*Request:* Filter the listing and keep only the lines with the word "Windows".
%%
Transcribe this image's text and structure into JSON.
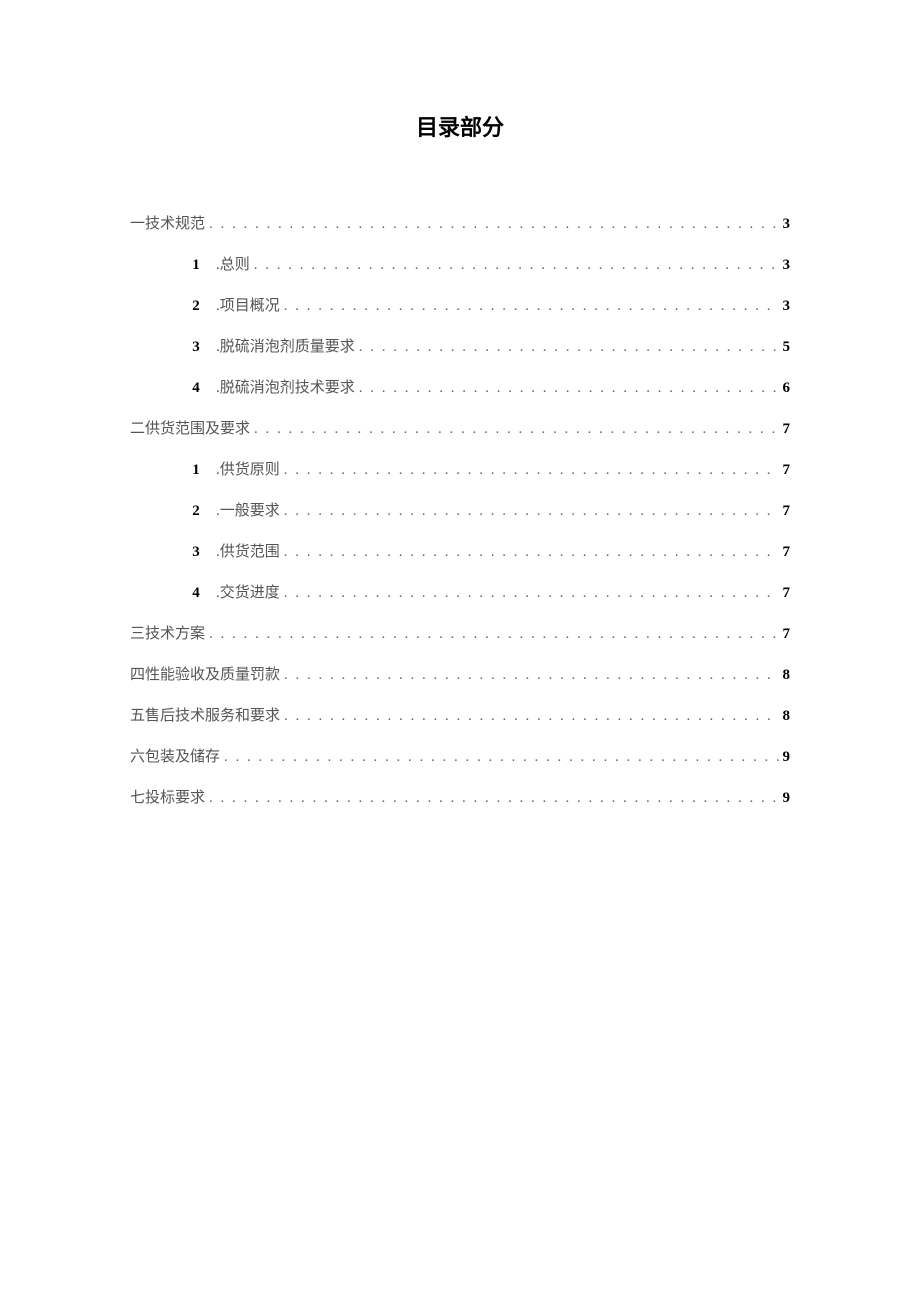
{
  "title": "目录部分",
  "toc": [
    {
      "level": 1,
      "num": "",
      "label": "一技术规范",
      "page": "3"
    },
    {
      "level": 2,
      "num": "1",
      "label": ".总则",
      "page": "3"
    },
    {
      "level": 2,
      "num": "2",
      "label": ".项目概况",
      "page": "3"
    },
    {
      "level": 2,
      "num": "3",
      "label": ".脱硫消泡剂质量要求",
      "page": "5"
    },
    {
      "level": 2,
      "num": "4",
      "label": ".脱硫消泡剂技术要求",
      "page": "6"
    },
    {
      "level": 1,
      "num": "",
      "label": "二供货范围及要求",
      "page": "7"
    },
    {
      "level": 2,
      "num": "1",
      "label": ".供货原则",
      "page": "7"
    },
    {
      "level": 2,
      "num": "2",
      "label": ".一般要求",
      "page": "7"
    },
    {
      "level": 2,
      "num": "3",
      "label": ".供货范围",
      "page": "7"
    },
    {
      "level": 2,
      "num": "4",
      "label": ".交货进度",
      "page": "7"
    },
    {
      "level": 1,
      "num": "",
      "label": "三技术方案",
      "page": "7"
    },
    {
      "level": 1,
      "num": "",
      "label": "四性能验收及质量罚款",
      "page": "8"
    },
    {
      "level": 1,
      "num": "",
      "label": "五售后技术服务和要求",
      "page": "8"
    },
    {
      "level": 1,
      "num": "",
      "label": "六包装及储存",
      "page": "9"
    },
    {
      "level": 1,
      "num": "",
      "label": "七投标要求",
      "page": "9"
    }
  ]
}
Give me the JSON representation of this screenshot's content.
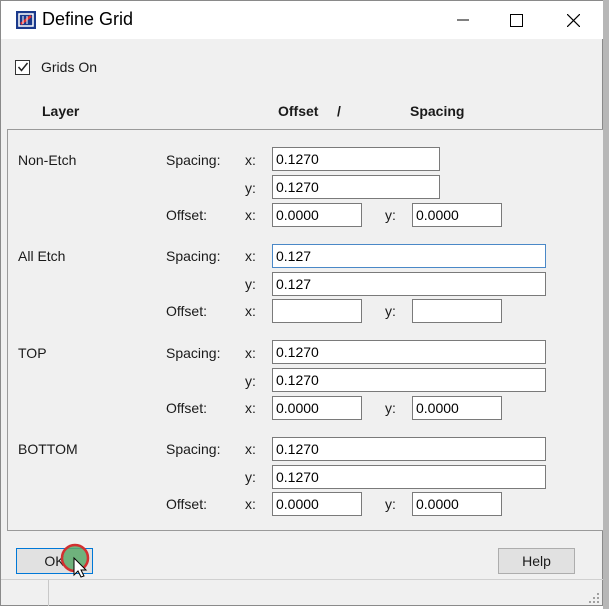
{
  "window": {
    "title": "Define Grid"
  },
  "grids_on": {
    "label": "Grids On",
    "checked": true
  },
  "headers": {
    "layer": "Layer",
    "offset": "Offset",
    "slash": "/",
    "spacing": "Spacing"
  },
  "labels": {
    "spacing": "Spacing:",
    "offset": "Offset:",
    "x": "x:",
    "y": "y:"
  },
  "layers": [
    {
      "name": "Non-Etch",
      "spacing_x": "0.1270",
      "spacing_y": "0.1270",
      "offset_x": "0.0000",
      "offset_y": "0.0000"
    },
    {
      "name": "All Etch",
      "spacing_x": "0.127",
      "spacing_y": "0.127",
      "offset_x": "",
      "offset_y": ""
    },
    {
      "name": "TOP",
      "spacing_x": "0.1270",
      "spacing_y": "0.1270",
      "offset_x": "0.0000",
      "offset_y": "0.0000"
    },
    {
      "name": "BOTTOM",
      "spacing_x": "0.1270",
      "spacing_y": "0.1270",
      "offset_x": "0.0000",
      "offset_y": "0.0000"
    }
  ],
  "buttons": {
    "ok": "OK",
    "help": "Help"
  },
  "icons": [
    "app-icon",
    "minimize-icon",
    "maximize-icon",
    "close-icon",
    "checkmark-icon",
    "mouse-cursor-icon",
    "resize-grip-icon"
  ],
  "colors": {
    "focus_border": "#4a88c7",
    "cursor_highlight": "#5aa96a",
    "cursor_ring": "#d23030"
  }
}
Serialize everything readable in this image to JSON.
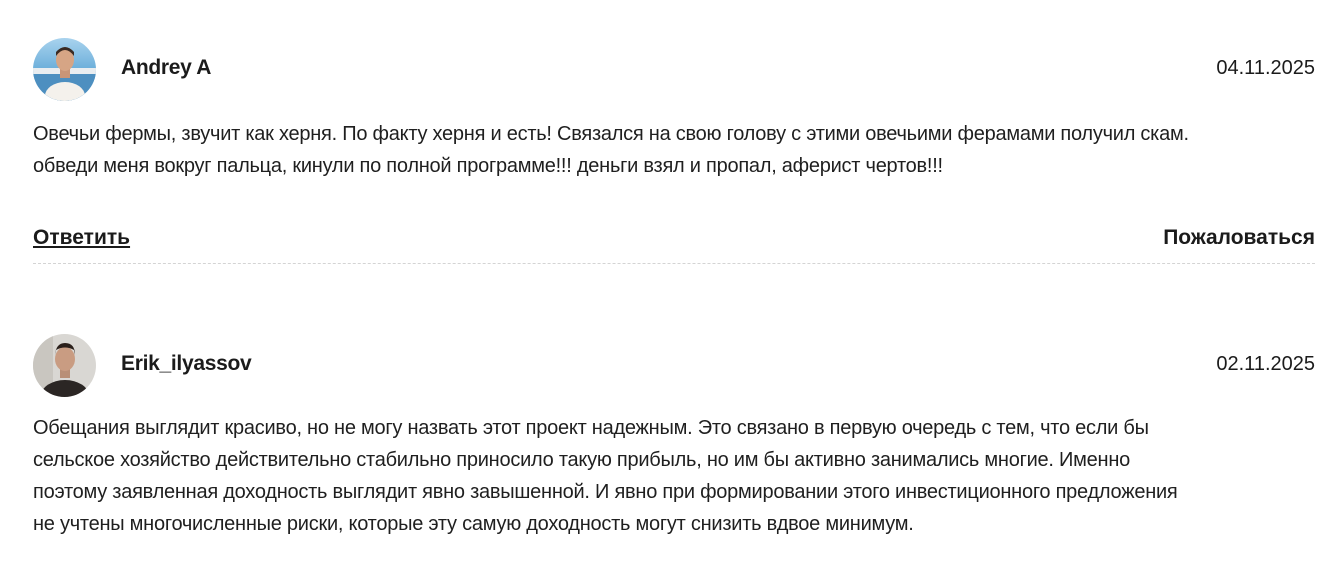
{
  "comments": [
    {
      "author": "Andrey A",
      "date": "04.11.2025",
      "text_lines": [
        "Овечьи фермы, звучит как херня. По факту херня и есть! Связался на свою голову с этими овечьими ферамами получил скам.",
        "обведи меня вокруг пальца, кинули по полной программе!!! деньги взял и пропал, аферист чертов!!!"
      ],
      "reply_label": "Ответить",
      "report_label": "Пожаловаться",
      "avatar_icon": "user-photo-icon"
    },
    {
      "author": "Erik_ilyassov",
      "date": "02.11.2025",
      "text_lines": [
        "Обещания выглядит красиво, но не могу назвать этот проект надежным. Это связано в первую очередь с тем, что если бы",
        "сельское хозяйство действительно стабильно приносило такую прибыль, но им бы активно занимались многие. Именно",
        "поэтому заявленная доходность выглядит явно завышенной. И явно при формировании этого инвестиционного предложения",
        "не учтены многочисленные риски, которые эту самую доходность могут снизить вдвое минимум."
      ],
      "avatar_icon": "user-photo-icon"
    }
  ],
  "colors": {
    "text": "#1f1f1f",
    "divider": "#d4d4d4",
    "background": "#ffffff"
  }
}
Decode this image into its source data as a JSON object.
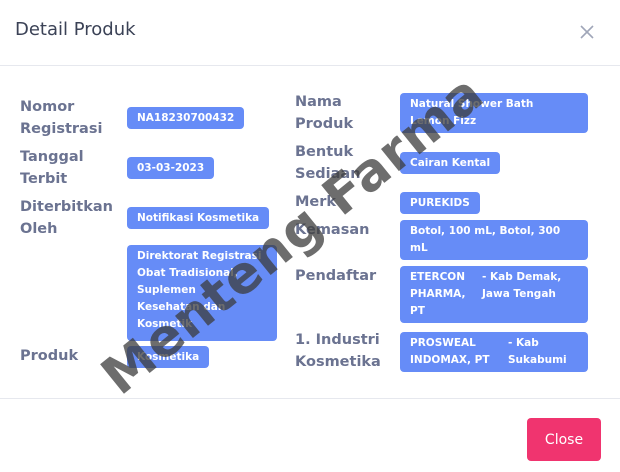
{
  "header": {
    "title": "Detail Produk"
  },
  "left": [
    {
      "label": "Nomor\nRegistrasi",
      "value": "NA18230700432"
    },
    {
      "label": "Tanggal\nTerbit",
      "value": "03-03-2023"
    },
    {
      "label": "Diterbitkan\nOleh",
      "value": "Notifikasi Kosmetika"
    },
    {
      "value": "Direktorat Registrasi\nObat Tradisional,\nSuplemen\nKesehatan dan\nKosmetik"
    },
    {
      "label": "Produk",
      "value": "Kosmetika"
    }
  ],
  "right": [
    {
      "label": "Nama\nProduk",
      "value": "Natural Shower Bath\nLemon Fizz"
    },
    {
      "label": "Bentuk\nSediaan",
      "value": "Cairan Kental"
    },
    {
      "label": "Merk",
      "value": "PUREKIDS"
    },
    {
      "label": "Kemasan",
      "value": "Botol, 100 mL, Botol, 300\nmL"
    },
    {
      "label": "Pendaftar",
      "value_name": "ETERCON\nPHARMA,\nPT",
      "value_location": "- Kab Demak,\nJawa Tengah"
    },
    {
      "label": "1. Industri\nKosmetika",
      "value_name": "PROSWEAL\nINDOMAX, PT",
      "value_location": "- Kab\nSukabumi"
    }
  ],
  "footer": {
    "close_label": "Close"
  },
  "watermark": "Menteng Farma",
  "colors": {
    "badge": "#668cf7",
    "close_button": "#f0346f",
    "label": "#6b7391"
  }
}
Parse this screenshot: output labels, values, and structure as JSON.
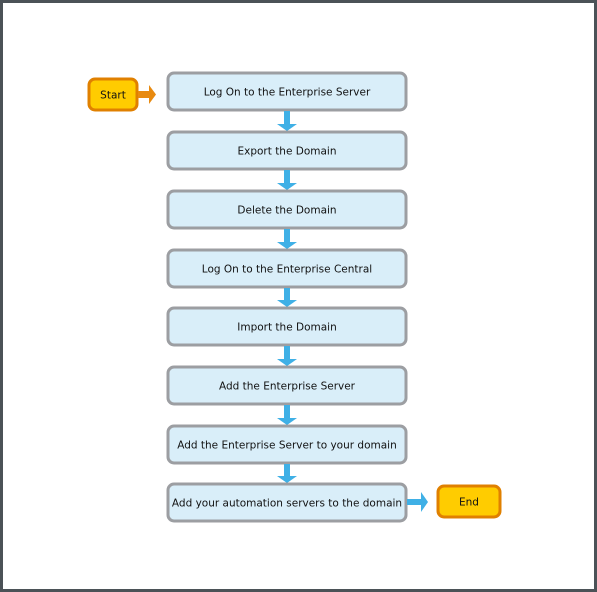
{
  "start_label": "Start",
  "end_label": "End",
  "steps": [
    "Log On to the Enterprise Server",
    "Export the Domain",
    "Delete the Domain",
    "Log On to the Enterprise Central",
    "Import the Domain",
    "Add the Enterprise Server",
    "Add the Enterprise Server to your domain",
    "Add your automation servers to the domain"
  ],
  "colors": {
    "step_fill": "#d9eef9",
    "step_border": "#9c9ea2",
    "terminal_fill": "#ffcc00",
    "terminal_border": "#e08000",
    "start_arrow": "#e88a10",
    "flow_arrow": "#3fb0e6"
  }
}
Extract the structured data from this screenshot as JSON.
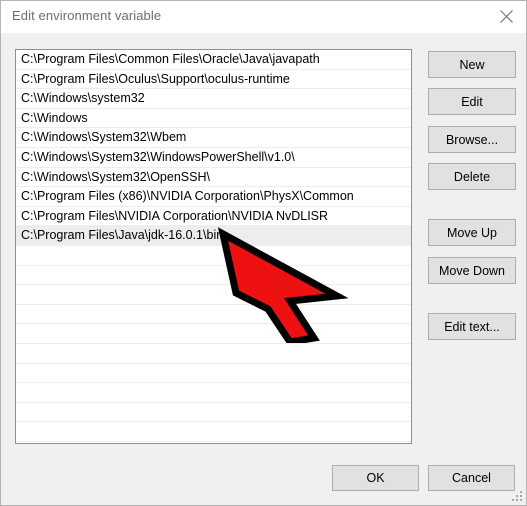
{
  "window": {
    "title": "Edit environment variable",
    "close_icon": "close-icon"
  },
  "path_list": {
    "entries": [
      "C:\\Program Files\\Common Files\\Oracle\\Java\\javapath",
      "C:\\Program Files\\Oculus\\Support\\oculus-runtime",
      "C:\\Windows\\system32",
      "C:\\Windows",
      "C:\\Windows\\System32\\Wbem",
      "C:\\Windows\\System32\\WindowsPowerShell\\v1.0\\",
      "C:\\Windows\\System32\\OpenSSH\\",
      "C:\\Program Files (x86)\\NVIDIA Corporation\\PhysX\\Common",
      "C:\\Program Files\\NVIDIA Corporation\\NVIDIA NvDLISR",
      "C:\\Program Files\\Java\\jdk-16.0.1\\bin"
    ],
    "selected_index": 9,
    "empty_row_count": 10
  },
  "side_buttons": {
    "new": "New",
    "edit": "Edit",
    "browse": "Browse...",
    "delete": "Delete",
    "move_up": "Move Up",
    "move_down": "Move Down",
    "edit_text": "Edit text..."
  },
  "footer_buttons": {
    "ok": "OK",
    "cancel": "Cancel"
  },
  "annotation": {
    "type": "arrow",
    "direction": "up-left",
    "fill_color": "#ee1111",
    "outline_color": "#000000",
    "points_at": "C:\\Program Files\\Java\\jdk-16.0.1\\bin"
  },
  "colors": {
    "dialog_background": "#f0f0f0",
    "titlebar_background": "#ffffff",
    "list_background": "#ffffff",
    "button_face": "#e1e1e1",
    "selection": "#ededed"
  }
}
%%
*Task response:*
      "C:\\Windows\\system32",
      "C:\\Windows",
      "C:\\Windows\\System32\\Wbem",
      "C:\\Windows\\System32\\WindowsPowerShell\\v1.0\\",
      "C:\\Windows\\System32\\OpenSSH\\",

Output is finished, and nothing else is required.